▶ What you should do
All records below must be retyped exactly.

[Extracted records]
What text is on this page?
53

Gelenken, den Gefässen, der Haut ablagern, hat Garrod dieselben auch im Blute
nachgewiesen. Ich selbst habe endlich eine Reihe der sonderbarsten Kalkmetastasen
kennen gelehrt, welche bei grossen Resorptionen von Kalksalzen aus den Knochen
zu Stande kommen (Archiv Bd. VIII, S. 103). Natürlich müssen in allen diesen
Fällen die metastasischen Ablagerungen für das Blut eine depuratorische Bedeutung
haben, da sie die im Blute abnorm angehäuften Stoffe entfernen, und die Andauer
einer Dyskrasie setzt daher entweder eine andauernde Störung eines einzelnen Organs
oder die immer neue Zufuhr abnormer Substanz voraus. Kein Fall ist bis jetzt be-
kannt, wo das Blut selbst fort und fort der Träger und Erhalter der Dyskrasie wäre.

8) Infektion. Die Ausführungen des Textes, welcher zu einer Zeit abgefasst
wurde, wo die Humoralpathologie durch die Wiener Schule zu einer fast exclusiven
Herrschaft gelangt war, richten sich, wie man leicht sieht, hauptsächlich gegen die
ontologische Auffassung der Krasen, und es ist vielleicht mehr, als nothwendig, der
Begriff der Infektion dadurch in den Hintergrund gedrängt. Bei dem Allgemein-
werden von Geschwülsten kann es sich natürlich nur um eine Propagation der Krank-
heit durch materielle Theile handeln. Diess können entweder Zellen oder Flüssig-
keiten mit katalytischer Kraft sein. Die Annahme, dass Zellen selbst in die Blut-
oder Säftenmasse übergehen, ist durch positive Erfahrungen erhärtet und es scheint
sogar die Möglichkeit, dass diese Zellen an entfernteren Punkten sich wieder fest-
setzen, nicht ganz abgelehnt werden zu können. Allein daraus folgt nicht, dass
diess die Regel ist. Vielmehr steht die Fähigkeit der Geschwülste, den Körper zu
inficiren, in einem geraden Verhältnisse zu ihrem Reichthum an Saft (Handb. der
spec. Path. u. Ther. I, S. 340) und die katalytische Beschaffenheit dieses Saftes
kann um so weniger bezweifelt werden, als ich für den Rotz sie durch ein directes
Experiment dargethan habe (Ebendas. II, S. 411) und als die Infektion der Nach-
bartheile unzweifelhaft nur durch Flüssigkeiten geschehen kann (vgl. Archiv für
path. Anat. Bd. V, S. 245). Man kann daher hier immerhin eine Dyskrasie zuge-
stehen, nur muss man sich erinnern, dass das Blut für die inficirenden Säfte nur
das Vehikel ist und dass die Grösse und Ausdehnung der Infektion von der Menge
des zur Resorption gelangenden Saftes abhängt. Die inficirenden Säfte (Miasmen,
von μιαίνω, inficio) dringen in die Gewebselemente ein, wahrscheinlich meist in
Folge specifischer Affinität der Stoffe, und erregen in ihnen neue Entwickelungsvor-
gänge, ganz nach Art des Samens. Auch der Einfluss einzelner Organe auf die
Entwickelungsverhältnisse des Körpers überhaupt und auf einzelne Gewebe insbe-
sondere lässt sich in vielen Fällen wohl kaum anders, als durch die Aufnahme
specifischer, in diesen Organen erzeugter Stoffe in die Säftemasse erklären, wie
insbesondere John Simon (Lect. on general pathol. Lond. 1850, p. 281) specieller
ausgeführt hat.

▶ Result
What text is on this page?
53

Gelenken, den Gefässen, der Haut ablagern, hat Garrod dieselben auch im Blute
nachgewiesen. Ich selbst habe endlich eine Reihe der sonderbarsten Kalkmetastasen
kennen gelehrt, welche bei grossen Resorptionen von Kalksalzen aus den Knochen
zu Stande kommen (Archiv Bd. VIII, S. 103). Natürlich müssen in allen diesen
Fällen die metastasischen Ablagerungen für das Blut eine depuratorische Bedeutung
haben, da sie die im Blute abnorm angehäuften Stoffe entfernen, und die Andauer
einer Dyskrasie setzt daher entweder eine andauernde Störung eines einzelnen Organs
oder die immer neue Zufuhr abnormer Substanz voraus. Kein Fall ist bis jetzt be-
kannt, wo das Blut selbst fort und fort der Träger und Erhalter der Dyskrasie wäre.

8) Infektion. Die Ausführungen des Textes, welcher zu einer Zeit abgefasst
wurde, wo die Humoralpathologie durch die Wiener Schule zu einer fast exclusiven
Herrschaft gelangt war, richten sich, wie man leicht sieht, hauptsächlich gegen die
ontologische Auffassung der Krasen, und es ist vielleicht mehr, als nothwendig, der
Begriff der Infektion dadurch in den Hintergrund gedrängt. Bei dem Allgemein-
werden von Geschwülsten kann es sich natürlich nur um eine Propagation der Krank-
heit durch materielle Theile handeln. Diess können entweder Zellen oder Flüssig-
keiten mit katalytischer Kraft sein. Die Annahme, dass Zellen selbst in die Blut-
oder Säftenmasse übergehen, ist durch positive Erfahrungen erhärtet und es scheint
sogar die Möglichkeit, dass diese Zellen an entfernteren Punkten sich wieder fest-
setzen, nicht ganz abgelehnt werden zu können. Allein daraus folgt nicht, dass
diess die Regel ist. Vielmehr steht die Fähigkeit der Geschwülste, den Körper zu
inficiren, in einem geraden Verhältnisse zu ihrem Reichthum an Saft (Handb. der
spec. Path. u. Ther. I, S. 340) und die katalytische Beschaffenheit dieses Saftes
kann um so weniger bezweifelt werden, als ich für den Rotz sie durch ein directes
Experiment dargethan habe (Ebendas. II, S. 411) und als die Infektion der Nach-
bartheile unzweifelhaft nur durch Flüssigkeiten geschehen kann (vgl. Archiv für
path. Anat. Bd. V, S. 245). Man kann daher hier immerhin eine Dyskrasie zuge-
stehen, nur muss man sich erinnern, dass das Blut für die inficirenden Säfte nur
das Vehikel ist und dass die Grösse und Ausdehnung der Infektion von der Menge
des zur Resorption gelangenden Saftes abhängt. Die inficirenden Säfte (Miasmen,
von μιαίνω, inficio) dringen in die Gewebselemente ein, wahrscheinlich meist in
Folge specifischer Affinität der Stoffe, und erregen in ihnen neue Entwickelungsvor-
gänge, ganz nach Art des Samens. Auch der Einfluss einzelner Organe auf die
Entwickelungsverhältnisse des Körpers überhaupt und auf einzelne Gewebe insbe-
sondere lässt sich in vielen Fällen wohl kaum anders, als durch die Aufnahme
specifischer, in diesen Organen erzeugter Stoffe in die Säftemasse erklären, wie
insbesondere John Simon (Lect. on general pathol. Lond. 1850, p. 281) specieller
ausgeführt hat.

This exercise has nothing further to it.